Turn each of the following lines into an entry in one numbered list, dropping any blank lines, for every item. Leave the pictures out of your answer.

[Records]
_____
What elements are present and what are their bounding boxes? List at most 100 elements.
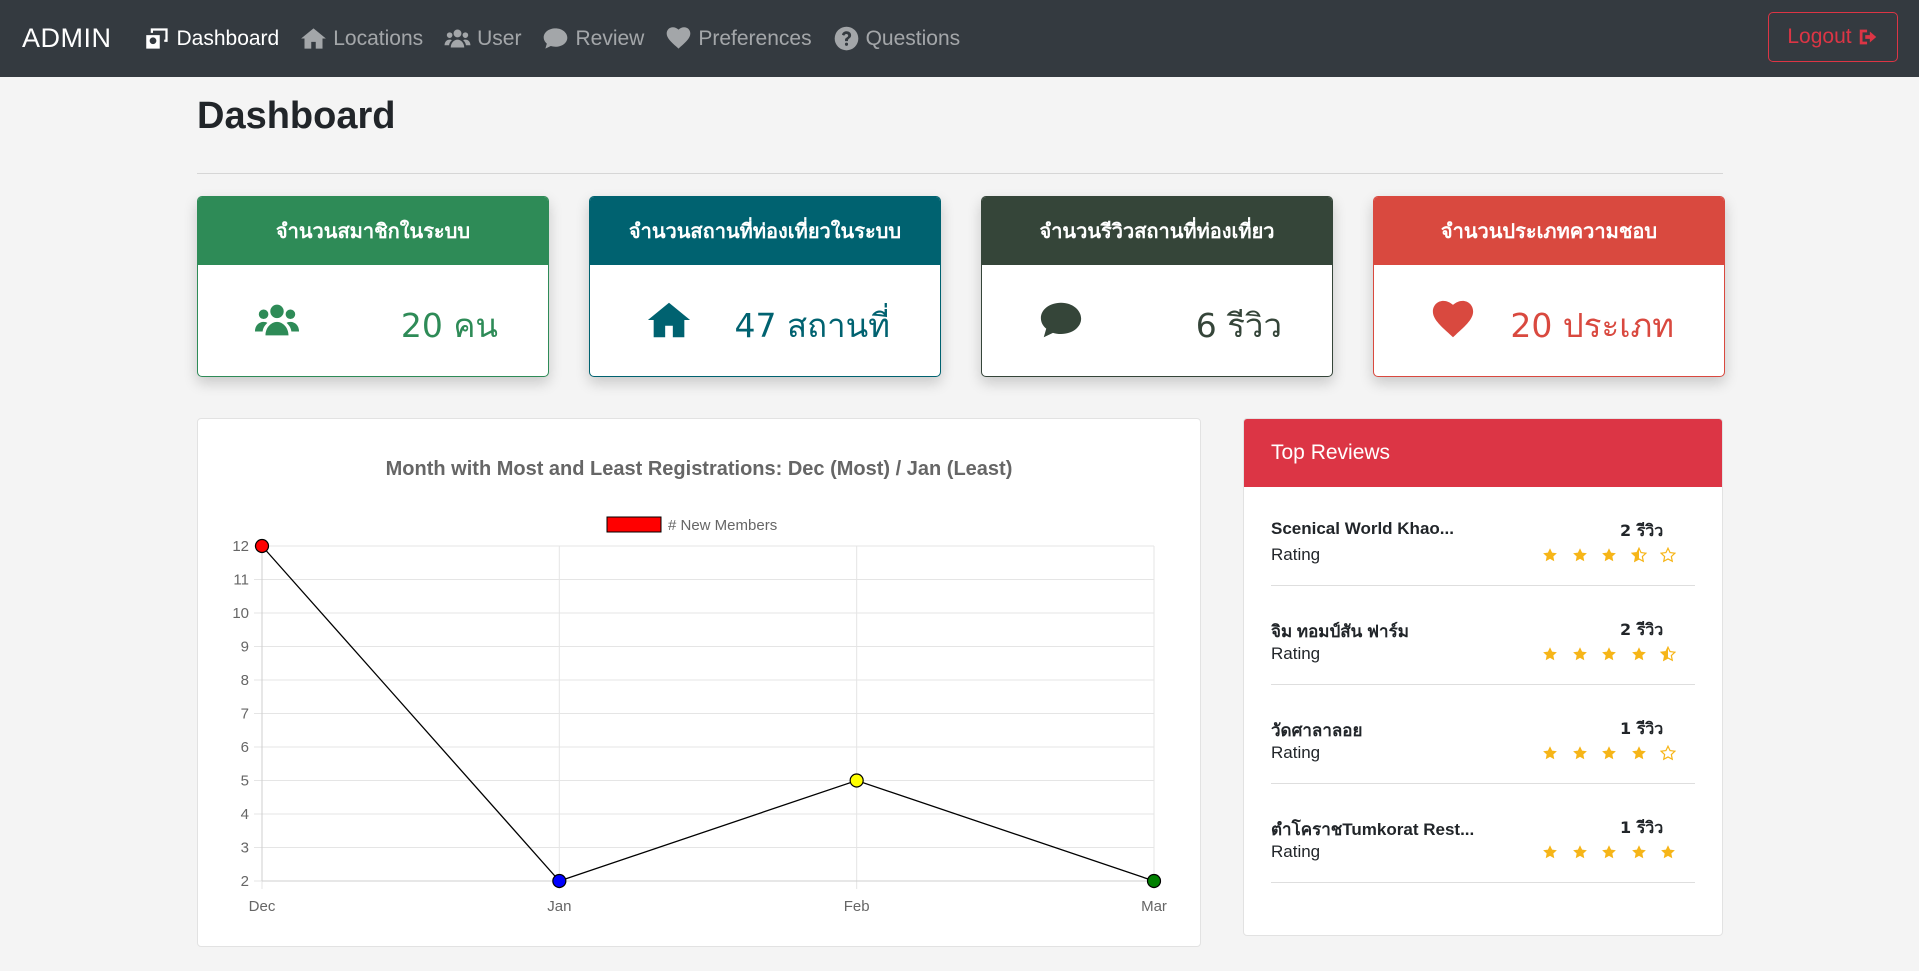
review-count: 2 รีวิว — [1620, 620, 1664, 639]
review-place-name: ตำโคราชTumkorat Rest... — [1271, 820, 1475, 839]
y-tick-label: 5 — [241, 773, 249, 790]
star-icon — [1572, 647, 1587, 661]
rating-stars — [1542, 547, 1690, 563]
nav-item-label: User — [477, 26, 522, 50]
star-icon — [1543, 548, 1557, 562]
top-reviews-card: Top Reviews Scenical World Khao... 2 รีวิ… — [1243, 418, 1723, 936]
nav-item-dashboard[interactable]: Dashboard — [144, 25, 280, 52]
data-point — [849, 773, 864, 788]
data-point — [254, 538, 270, 554]
y-tick-label: 11 — [233, 572, 249, 589]
logout-button[interactable]: Logout — [1768, 12, 1898, 62]
home-icon — [301, 28, 327, 49]
sign-out-icon — [1859, 29, 1876, 45]
star-icon — [1543, 845, 1557, 859]
star-icon — [1631, 647, 1646, 661]
stat-card-body: 20 คน — [198, 265, 548, 376]
stat-card-body: 6 รีวิว — [982, 265, 1332, 376]
x-tick-label: Mar — [1141, 898, 1167, 915]
registrations-chart-card: Month with Most and Least Registrations:… — [197, 418, 1201, 947]
star-icon — [1602, 746, 1616, 760]
star-icon — [1602, 548, 1616, 562]
star-icon — [1631, 845, 1646, 859]
nav-item-review[interactable]: Review — [542, 25, 644, 52]
review-count: 1 รีวิว — [1620, 818, 1664, 837]
star-outline-icon — [1660, 547, 1676, 563]
rating-stars — [1542, 646, 1690, 662]
y-tick-label: 12 — [232, 538, 249, 555]
stat-card-value: 20 ประเภท — [1510, 306, 1674, 345]
star-icon — [1572, 845, 1587, 859]
stat-card-title: จำนวนรีวิวสถานที่ท่องเที่ยว — [982, 197, 1332, 265]
y-tick-label: 6 — [241, 739, 249, 756]
stat-card: จำนวนประเภทความชอบ 20 ประเภท — [1373, 196, 1725, 377]
star-outline-icon — [1660, 745, 1676, 761]
stat-card-body: 47 สถานที่ — [590, 265, 940, 376]
question-circle-icon — [834, 26, 858, 51]
y-tick-label: 2 — [241, 873, 249, 890]
users-icon — [444, 29, 471, 48]
comment-icon — [1038, 297, 1084, 343]
navbar: ADMIN Dashboard Locations User Review Prefer… — [0, 0, 1919, 77]
y-tick-label: 10 — [232, 605, 249, 622]
review-item: Scenical World Khao... 2 รีวิว Rating — [1271, 487, 1695, 586]
star-icon — [1602, 845, 1616, 859]
legend-swatch — [606, 516, 662, 533]
stat-card-title: จำนวนสมาชิกในระบบ — [198, 197, 548, 265]
y-tick-label: 3 — [241, 840, 249, 857]
stat-card: จำนวนสถานที่ท่องเที่ยวในระบบ 47 สถานที่ — [589, 196, 941, 377]
star-icon — [1543, 746, 1557, 760]
y-tick-label: 7 — [241, 706, 249, 723]
legend-label: # New Members — [668, 517, 777, 534]
data-point — [1146, 873, 1162, 889]
nav-menu: Dashboard Locations User Review Preferences Q… — [144, 25, 982, 52]
stat-card-title: จำนวนประเภทความชอบ — [1374, 197, 1724, 265]
stat-card: จำนวนรีวิวสถานที่ท่องเที่ยว 6 รีวิว — [981, 196, 1333, 377]
top-reviews-header: Top Reviews — [1244, 419, 1722, 487]
rating-stars — [1542, 844, 1690, 860]
star-icon — [1602, 647, 1616, 661]
review-count: 2 รีวิว — [1620, 521, 1664, 540]
star-icon — [1661, 845, 1675, 859]
stat-card: จำนวนสมาชิกในระบบ 20 คน — [197, 196, 549, 377]
star-half-icon — [1660, 646, 1676, 662]
rating-label: Rating — [1271, 743, 1321, 762]
star-icon — [1543, 647, 1557, 661]
home-icon — [646, 297, 692, 343]
data-point — [552, 873, 567, 889]
nav-item-label: Review — [575, 26, 645, 50]
nav-item-label: Preferences — [698, 26, 812, 50]
nav-item-label: Locations — [333, 26, 424, 50]
brand-logo[interactable]: ADMIN — [22, 23, 112, 54]
y-tick-label: 8 — [241, 672, 249, 689]
nav-item-locations[interactable]: Locations — [300, 25, 423, 52]
stat-card-value: 20 คน — [400, 306, 498, 345]
x-tick-label: Jan — [547, 898, 571, 915]
title-divider — [197, 173, 1723, 174]
rating-label: Rating — [1271, 644, 1321, 663]
stat-card-value: 6 รีวิว — [1195, 306, 1282, 345]
registrations-chart: Month with Most and Least Registrations:… — [232, 458, 1167, 915]
nav-item-preferences[interactable]: Preferences — [665, 25, 812, 52]
review-count: 1 รีวิว — [1620, 719, 1664, 738]
heart-icon — [667, 27, 691, 49]
heart-icon — [1430, 297, 1476, 343]
stat-cards: จำนวนสมาชิกในระบบ 20 คน จำนวนสถานที่ท่องเท… — [197, 196, 1725, 396]
dashboard-icon — [145, 28, 168, 49]
star-icon — [1572, 548, 1587, 562]
chart-title: Month with Most and Least Registrations:… — [386, 458, 1013, 480]
rating-label: Rating — [1271, 842, 1321, 861]
nav-item-user[interactable]: User — [444, 25, 521, 52]
nav-item-label: Dashboard — [176, 26, 280, 50]
star-half-icon — [1630, 547, 1647, 563]
rating-stars — [1542, 745, 1690, 761]
x-tick-label: Dec — [249, 898, 276, 915]
main-container: Dashboard จำนวนสมาชิกในระบบ 20 คน จำนวนสถา… — [197, 77, 1725, 396]
review-item: ตำโคราชTumkorat Rest... 1 รีวิว Rating — [1271, 784, 1695, 883]
logout-label: Logout — [1787, 25, 1852, 48]
page-title: Dashboard — [197, 95, 396, 137]
review-place-name: Scenical World Khao... — [1271, 519, 1454, 538]
review-item: วัดศาลาลอย 1 รีวิว Rating — [1271, 685, 1695, 784]
star-icon — [1572, 746, 1587, 760]
nav-item-questions[interactable]: Questions — [833, 25, 960, 52]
_____
Solution to this problem
1. What elements are present and what are their bounding boxes? List at most 100 elements.
2. review-count: 2 รีวิว — [1620, 620, 1664, 639]
3. review-place-name: ตำโคราชTumkorat Rest... — [1271, 820, 1475, 839]
4. y-tick-label: 5 — [241, 773, 249, 790]
5. star-icon — [1572, 647, 1587, 661]
6. rating-stars — [1542, 547, 1690, 563]
7. nav-item-label: User — [477, 26, 522, 50]
8. star-icon — [1543, 548, 1557, 562]
9. top-reviews-card: Top Reviews Scenical World Khao... 2 รีวิ… — [1243, 418, 1723, 936]
10. nav-item-dashboard[interactable]: Dashboard — [144, 25, 280, 52]
11. data-point — [849, 773, 864, 788]
12. data-point — [254, 538, 270, 554]
13. y-tick-label: 11 — [233, 572, 249, 589]
14. logout-button[interactable]: Logout — [1768, 12, 1898, 62]
15. home-icon — [301, 28, 327, 49]
16. sign-out-icon — [1859, 29, 1876, 45]
17. star-icon — [1543, 845, 1557, 859]
18. star-icon — [1631, 647, 1646, 661]
19. stat-card-body: 20 คน — [198, 265, 548, 376]
20. stat-card-body: 6 รีวิว — [982, 265, 1332, 376]
21. x-tick-label: Mar — [1141, 898, 1167, 915]
22. registrations-chart-card: Month with Most and Least Registrations:… — [197, 418, 1201, 947]
23. star-icon — [1602, 746, 1616, 760]
24. star-icon — [1602, 548, 1616, 562]
25. star-icon — [1631, 845, 1646, 859]
26. nav-item-review[interactable]: Review — [542, 25, 644, 52]
27. review-count: 1 รีวิว — [1620, 818, 1664, 837]
28. star-outline-icon — [1660, 547, 1676, 563]
29. rating-stars — [1542, 646, 1690, 662]
30. y-tick-label: 12 — [232, 538, 249, 555]
31. stat-card-value: 20 ประเภท — [1510, 306, 1674, 345]
32. star-icon — [1572, 845, 1587, 859]
33. stat-card-title: จำนวนรีวิวสถานที่ท่องเที่ยว — [982, 197, 1332, 265]
34. y-tick-label: 6 — [241, 739, 249, 756]
35. stat-card: จำนวนประเภทความชอบ 20 ประเภท — [1373, 196, 1725, 377]
36. star-outline-icon — [1660, 745, 1676, 761]
37. stat-card-body: 47 สถานที่ — [590, 265, 940, 376]
38. question-circle-icon — [834, 26, 858, 51]
39. y-tick-label: 2 — [241, 873, 249, 890]
40. users-icon — [444, 29, 471, 48]
41. comment-icon — [1038, 297, 1084, 343]
42. navbar: ADMIN Dashboard Locations User Review Prefer… — [0, 0, 1919, 77]
43. y-tick-label: 10 — [232, 605, 249, 622]
44. review-item: Scenical World Khao... 2 รีวิว Rating — [1271, 487, 1695, 586]
45. star-icon — [1602, 845, 1616, 859]
46. legend-swatch — [606, 516, 662, 533]
47. stat-card-title: จำนวนสมาชิกในระบบ — [198, 197, 548, 265]
48. y-tick-label: 3 — [241, 840, 249, 857]
49. stat-card: จำนวนสถานที่ท่องเที่ยวในระบบ 47 สถานที่ — [589, 196, 941, 377]
50. star-icon — [1543, 746, 1557, 760]
51. y-tick-label: 7 — [241, 706, 249, 723]
52. legend-label: # New Members — [668, 517, 777, 534]
53. data-point — [1146, 873, 1162, 889]
54. nav-menu: Dashboard Locations User Review Preferences Q… — [144, 25, 982, 52]
55. stat-card-title: จำนวนประเภทความชอบ — [1374, 197, 1724, 265]
56. stat-card: จำนวนรีวิวสถานที่ท่องเที่ยว 6 รีวิว — [981, 196, 1333, 377]
57. top-reviews-header: Top Reviews — [1244, 419, 1722, 487]
58. rating-stars — [1542, 844, 1690, 860]
59. star-icon — [1602, 647, 1616, 661]
60. review-count: 2 รีวิว — [1620, 521, 1664, 540]
61. star-icon — [1661, 845, 1675, 859]
62. stat-card: จำนวนสมาชิกในระบบ 20 คน — [197, 196, 549, 377]
63. star-half-icon — [1660, 646, 1676, 662]
64. rating-label: Rating — [1271, 743, 1321, 762]
65. star-icon — [1543, 647, 1557, 661]
66. home-icon — [646, 297, 692, 343]
67. data-point — [552, 873, 567, 889]
68. nav-item-label: Review — [575, 26, 645, 50]
69. nav-item-label: Preferences — [698, 26, 812, 50]
70. nav-item-label: Locations — [333, 26, 424, 50]
71. brand-logo[interactable]: ADMIN — [22, 23, 112, 54]
72. y-tick-label: 8 — [241, 672, 249, 689]
73. nav-item-locations[interactable]: Locations — [300, 25, 423, 52]
74. stat-card-value: 20 คน — [400, 306, 498, 345]
75. x-tick-label: Jan — [547, 898, 571, 915]
76. title-divider — [197, 173, 1723, 174]
77. rating-label: Rating — [1271, 644, 1321, 663]
78. stat-card-value: 6 รีวิว — [1195, 306, 1282, 345]
79. registrations-chart: Month with Most and Least Registrations:… — [232, 458, 1167, 915]
80. nav-item-preferences[interactable]: Preferences — [665, 25, 812, 52]
81. review-count: 1 รีวิว — [1620, 719, 1664, 738]
82. heart-icon — [667, 27, 691, 49]
83. heart-icon — [1430, 297, 1476, 343]
84. stat-cards: จำนวนสมาชิกในระบบ 20 คน จำนวนสถานที่ท่องเท… — [197, 196, 1725, 396]
85. dashboard-icon — [145, 28, 168, 49]
86. star-icon — [1572, 548, 1587, 562]
87. chart-title: Month with Most and Least Registrations:… — [386, 458, 1013, 480]
88. rating-label: Rating — [1271, 842, 1321, 861]
89. nav-item-user[interactable]: User — [444, 25, 521, 52]
90. nav-item-label: Dashboard — [176, 26, 280, 50]
91. star-half-icon — [1630, 547, 1647, 563]
92. rating-stars — [1542, 745, 1690, 761]
93. x-tick-label: Dec — [249, 898, 276, 915]
94. main-container: Dashboard จำนวนสมาชิกในระบบ 20 คน จำนวนสถา… — [197, 77, 1725, 396]
95. review-item: ตำโคราชTumkorat Rest... 1 รีวิว Rating — [1271, 784, 1695, 883]
96. logout-label: Logout — [1787, 25, 1852, 48]
97. page-title: Dashboard — [197, 95, 396, 137]
98. review-place-name: Scenical World Khao... — [1271, 519, 1454, 538]
99. review-item: วัดศาลาลอย 1 รีวิว Rating — [1271, 685, 1695, 784]
100. star-icon — [1572, 746, 1587, 760]
101. nav-item-questions[interactable]: Questions — [833, 25, 960, 52]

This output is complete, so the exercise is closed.